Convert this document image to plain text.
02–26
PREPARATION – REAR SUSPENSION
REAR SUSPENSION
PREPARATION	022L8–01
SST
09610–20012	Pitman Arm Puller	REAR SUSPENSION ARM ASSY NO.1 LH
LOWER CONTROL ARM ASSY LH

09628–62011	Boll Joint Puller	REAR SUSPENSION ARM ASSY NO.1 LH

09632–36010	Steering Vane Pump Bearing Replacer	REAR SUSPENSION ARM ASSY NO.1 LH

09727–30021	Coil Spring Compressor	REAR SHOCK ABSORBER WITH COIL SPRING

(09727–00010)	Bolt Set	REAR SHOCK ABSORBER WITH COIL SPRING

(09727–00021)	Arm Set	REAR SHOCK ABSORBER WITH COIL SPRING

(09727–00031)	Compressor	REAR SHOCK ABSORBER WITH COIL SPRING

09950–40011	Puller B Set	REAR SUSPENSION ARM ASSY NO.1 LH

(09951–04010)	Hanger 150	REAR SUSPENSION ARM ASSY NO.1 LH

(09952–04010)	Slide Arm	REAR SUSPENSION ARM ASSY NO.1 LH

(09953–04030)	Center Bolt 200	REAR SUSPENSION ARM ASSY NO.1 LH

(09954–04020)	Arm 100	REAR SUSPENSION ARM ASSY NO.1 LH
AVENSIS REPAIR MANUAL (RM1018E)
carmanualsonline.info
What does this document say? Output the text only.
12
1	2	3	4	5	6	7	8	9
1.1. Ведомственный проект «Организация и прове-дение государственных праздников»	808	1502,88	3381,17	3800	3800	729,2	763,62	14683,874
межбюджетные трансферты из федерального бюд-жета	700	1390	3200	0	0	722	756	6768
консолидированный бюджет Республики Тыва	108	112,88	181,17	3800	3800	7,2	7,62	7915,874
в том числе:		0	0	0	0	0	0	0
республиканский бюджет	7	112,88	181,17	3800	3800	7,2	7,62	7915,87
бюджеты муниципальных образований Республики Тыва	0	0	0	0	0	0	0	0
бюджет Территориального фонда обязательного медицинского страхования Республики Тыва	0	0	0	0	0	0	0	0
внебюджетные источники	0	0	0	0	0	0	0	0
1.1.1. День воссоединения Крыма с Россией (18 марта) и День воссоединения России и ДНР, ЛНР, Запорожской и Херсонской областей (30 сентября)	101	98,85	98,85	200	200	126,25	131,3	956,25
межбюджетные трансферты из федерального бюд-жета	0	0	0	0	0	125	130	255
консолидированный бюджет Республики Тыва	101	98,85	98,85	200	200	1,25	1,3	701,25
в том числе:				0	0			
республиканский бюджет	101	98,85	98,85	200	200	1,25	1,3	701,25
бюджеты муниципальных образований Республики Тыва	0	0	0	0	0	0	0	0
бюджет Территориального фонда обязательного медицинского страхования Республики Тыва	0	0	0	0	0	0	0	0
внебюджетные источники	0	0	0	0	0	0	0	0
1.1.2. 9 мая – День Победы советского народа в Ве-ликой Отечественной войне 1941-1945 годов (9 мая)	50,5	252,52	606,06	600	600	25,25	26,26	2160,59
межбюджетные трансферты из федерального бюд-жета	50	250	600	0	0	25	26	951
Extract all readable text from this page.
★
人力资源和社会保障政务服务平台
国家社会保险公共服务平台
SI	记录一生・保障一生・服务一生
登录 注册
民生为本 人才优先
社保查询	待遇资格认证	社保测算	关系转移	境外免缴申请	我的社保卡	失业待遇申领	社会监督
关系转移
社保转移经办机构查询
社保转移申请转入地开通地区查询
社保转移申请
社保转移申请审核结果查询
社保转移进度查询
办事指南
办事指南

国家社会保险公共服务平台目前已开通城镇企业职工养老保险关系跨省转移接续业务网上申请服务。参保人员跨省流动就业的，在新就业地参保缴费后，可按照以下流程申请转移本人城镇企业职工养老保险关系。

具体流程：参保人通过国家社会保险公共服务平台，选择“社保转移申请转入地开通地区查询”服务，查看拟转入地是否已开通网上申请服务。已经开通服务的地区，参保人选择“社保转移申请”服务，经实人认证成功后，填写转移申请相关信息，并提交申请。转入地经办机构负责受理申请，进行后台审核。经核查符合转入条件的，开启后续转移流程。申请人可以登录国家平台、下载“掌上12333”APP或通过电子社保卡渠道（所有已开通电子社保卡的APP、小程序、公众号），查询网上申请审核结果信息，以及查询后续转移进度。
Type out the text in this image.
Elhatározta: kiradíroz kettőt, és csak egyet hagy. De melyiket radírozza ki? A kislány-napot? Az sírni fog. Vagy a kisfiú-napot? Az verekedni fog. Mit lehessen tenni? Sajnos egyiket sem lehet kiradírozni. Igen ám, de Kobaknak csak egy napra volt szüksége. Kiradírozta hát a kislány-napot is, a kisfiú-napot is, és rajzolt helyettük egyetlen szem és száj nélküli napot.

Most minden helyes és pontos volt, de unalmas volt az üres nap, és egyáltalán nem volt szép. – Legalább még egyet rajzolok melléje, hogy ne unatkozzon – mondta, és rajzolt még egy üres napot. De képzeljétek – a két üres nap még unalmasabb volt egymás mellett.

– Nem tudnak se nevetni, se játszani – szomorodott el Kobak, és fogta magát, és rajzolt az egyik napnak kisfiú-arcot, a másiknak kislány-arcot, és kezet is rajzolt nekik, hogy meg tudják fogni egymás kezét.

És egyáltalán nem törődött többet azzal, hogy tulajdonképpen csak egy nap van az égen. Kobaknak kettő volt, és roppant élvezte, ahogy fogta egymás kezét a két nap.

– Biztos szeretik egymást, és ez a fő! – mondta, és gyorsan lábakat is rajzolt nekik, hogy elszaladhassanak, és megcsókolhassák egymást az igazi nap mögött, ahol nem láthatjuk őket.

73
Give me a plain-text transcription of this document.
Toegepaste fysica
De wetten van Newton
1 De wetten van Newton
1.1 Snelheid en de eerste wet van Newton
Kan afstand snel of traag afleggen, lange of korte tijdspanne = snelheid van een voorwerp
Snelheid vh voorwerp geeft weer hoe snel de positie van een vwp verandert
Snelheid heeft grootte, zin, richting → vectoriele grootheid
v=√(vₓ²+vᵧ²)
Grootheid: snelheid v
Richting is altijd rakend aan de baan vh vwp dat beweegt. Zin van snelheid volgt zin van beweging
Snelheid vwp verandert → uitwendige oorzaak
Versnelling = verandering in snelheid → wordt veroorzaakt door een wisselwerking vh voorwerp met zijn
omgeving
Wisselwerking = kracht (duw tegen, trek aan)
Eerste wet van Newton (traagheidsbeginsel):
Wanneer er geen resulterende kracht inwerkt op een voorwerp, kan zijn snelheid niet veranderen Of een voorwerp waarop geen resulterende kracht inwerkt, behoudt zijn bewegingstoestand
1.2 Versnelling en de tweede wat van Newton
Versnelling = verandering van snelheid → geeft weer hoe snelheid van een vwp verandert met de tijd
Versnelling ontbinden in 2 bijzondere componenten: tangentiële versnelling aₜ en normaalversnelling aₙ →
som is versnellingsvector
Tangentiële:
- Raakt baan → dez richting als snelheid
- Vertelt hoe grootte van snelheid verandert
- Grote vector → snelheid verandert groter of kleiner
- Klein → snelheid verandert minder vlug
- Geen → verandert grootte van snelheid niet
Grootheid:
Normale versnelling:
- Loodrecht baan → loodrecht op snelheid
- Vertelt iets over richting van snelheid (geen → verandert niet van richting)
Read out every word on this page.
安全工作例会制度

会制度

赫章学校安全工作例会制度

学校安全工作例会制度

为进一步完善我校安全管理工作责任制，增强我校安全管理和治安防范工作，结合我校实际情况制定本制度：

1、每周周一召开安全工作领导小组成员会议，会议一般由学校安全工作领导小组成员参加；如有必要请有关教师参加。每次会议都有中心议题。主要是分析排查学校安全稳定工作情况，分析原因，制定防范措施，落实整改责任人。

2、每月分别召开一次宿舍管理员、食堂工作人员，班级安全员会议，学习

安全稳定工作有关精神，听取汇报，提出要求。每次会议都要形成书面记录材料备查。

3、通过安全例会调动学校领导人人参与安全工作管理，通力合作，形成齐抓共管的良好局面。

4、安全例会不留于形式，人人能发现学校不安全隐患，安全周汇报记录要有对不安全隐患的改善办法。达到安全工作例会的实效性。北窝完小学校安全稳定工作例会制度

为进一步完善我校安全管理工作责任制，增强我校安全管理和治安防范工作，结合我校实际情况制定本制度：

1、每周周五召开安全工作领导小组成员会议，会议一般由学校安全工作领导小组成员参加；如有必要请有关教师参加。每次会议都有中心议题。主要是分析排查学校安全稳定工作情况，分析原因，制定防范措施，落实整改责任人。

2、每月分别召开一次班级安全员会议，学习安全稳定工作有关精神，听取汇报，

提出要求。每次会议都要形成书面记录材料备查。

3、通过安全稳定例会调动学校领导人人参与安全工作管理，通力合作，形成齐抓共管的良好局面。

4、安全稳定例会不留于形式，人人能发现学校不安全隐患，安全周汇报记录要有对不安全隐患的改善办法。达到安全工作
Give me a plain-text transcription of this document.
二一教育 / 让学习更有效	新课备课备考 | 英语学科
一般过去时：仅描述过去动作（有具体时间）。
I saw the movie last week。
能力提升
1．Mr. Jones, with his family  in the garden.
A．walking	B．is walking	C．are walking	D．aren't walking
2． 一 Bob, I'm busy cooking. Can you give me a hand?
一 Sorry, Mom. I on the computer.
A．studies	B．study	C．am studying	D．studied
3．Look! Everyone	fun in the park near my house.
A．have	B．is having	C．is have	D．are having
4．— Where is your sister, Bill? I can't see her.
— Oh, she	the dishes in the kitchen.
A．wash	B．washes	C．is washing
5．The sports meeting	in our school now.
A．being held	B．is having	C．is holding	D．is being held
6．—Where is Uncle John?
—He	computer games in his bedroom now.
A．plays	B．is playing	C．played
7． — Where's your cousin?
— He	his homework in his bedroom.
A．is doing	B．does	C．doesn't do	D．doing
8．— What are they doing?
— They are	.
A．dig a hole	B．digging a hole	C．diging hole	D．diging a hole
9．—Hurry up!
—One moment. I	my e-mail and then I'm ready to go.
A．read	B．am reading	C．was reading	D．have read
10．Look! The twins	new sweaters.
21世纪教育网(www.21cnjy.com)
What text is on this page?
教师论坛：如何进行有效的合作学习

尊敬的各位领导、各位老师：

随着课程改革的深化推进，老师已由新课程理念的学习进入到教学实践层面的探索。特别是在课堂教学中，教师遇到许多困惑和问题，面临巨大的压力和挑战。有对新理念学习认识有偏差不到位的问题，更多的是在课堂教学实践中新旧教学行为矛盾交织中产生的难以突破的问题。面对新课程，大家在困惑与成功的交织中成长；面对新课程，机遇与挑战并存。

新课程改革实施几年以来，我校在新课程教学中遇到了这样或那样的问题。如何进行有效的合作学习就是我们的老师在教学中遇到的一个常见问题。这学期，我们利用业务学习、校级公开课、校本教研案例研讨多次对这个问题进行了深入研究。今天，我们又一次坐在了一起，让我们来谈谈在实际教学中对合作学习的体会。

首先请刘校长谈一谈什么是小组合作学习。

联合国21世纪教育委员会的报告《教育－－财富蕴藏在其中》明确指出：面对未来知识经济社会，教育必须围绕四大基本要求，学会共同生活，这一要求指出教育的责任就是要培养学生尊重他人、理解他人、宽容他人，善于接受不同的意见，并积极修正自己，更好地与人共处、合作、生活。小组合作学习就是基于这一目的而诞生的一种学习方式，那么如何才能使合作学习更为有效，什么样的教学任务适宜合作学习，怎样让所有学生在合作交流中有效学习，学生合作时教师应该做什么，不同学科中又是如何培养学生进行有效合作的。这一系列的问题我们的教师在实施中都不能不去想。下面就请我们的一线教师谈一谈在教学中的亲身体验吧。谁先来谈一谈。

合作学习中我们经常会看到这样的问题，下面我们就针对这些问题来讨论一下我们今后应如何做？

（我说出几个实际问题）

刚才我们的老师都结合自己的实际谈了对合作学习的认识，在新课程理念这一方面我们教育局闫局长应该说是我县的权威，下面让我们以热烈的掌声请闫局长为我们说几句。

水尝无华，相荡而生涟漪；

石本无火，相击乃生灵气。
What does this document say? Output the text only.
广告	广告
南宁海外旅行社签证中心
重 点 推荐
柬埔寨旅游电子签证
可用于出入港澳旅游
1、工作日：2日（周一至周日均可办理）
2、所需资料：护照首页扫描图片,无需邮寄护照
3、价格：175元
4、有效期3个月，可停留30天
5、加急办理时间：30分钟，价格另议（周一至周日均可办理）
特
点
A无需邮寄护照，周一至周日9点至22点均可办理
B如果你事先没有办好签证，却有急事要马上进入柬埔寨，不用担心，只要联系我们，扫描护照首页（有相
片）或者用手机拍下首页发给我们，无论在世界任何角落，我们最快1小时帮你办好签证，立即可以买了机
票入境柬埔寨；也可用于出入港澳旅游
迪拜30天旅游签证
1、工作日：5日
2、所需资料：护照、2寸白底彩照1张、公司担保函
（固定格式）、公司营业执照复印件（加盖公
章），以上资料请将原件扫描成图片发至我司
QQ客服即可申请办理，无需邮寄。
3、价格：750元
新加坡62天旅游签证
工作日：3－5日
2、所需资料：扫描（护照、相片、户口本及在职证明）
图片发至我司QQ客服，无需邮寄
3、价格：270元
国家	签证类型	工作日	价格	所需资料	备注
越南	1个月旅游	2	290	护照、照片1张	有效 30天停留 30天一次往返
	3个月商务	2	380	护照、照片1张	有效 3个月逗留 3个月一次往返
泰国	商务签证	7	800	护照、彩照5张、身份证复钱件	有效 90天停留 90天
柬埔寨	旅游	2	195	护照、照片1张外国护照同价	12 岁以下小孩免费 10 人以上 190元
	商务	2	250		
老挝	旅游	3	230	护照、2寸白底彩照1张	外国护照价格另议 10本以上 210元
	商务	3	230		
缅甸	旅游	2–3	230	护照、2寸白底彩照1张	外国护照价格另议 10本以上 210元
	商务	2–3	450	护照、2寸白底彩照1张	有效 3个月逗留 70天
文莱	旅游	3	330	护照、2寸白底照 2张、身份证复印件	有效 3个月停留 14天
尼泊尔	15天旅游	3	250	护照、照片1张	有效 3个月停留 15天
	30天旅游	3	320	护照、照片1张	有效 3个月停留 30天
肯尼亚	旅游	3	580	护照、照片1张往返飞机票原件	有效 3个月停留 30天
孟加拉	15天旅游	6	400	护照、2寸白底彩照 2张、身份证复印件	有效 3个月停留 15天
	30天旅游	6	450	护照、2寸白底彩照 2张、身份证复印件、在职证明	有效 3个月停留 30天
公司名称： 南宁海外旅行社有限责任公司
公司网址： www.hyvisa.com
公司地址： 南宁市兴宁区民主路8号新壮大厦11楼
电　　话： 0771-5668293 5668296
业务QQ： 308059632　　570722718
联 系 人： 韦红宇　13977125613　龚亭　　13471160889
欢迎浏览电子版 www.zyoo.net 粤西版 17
*-*-*
**Problem details**
Locate all lines in the listing above with the word "niet" and copy them.

**Final answer**
Wanneer er geen resulterende kracht inwerkt op een voorwerp, kan zijn snelheid niet veranderen Of een voorwerp waarop geen resulterende kracht inwerkt, behoudt zijn bewegingstoestand
- Geen → verandert grootte van snelheid niet
- Vertelt iets over richting van snelheid (geen → verandert niet van richting)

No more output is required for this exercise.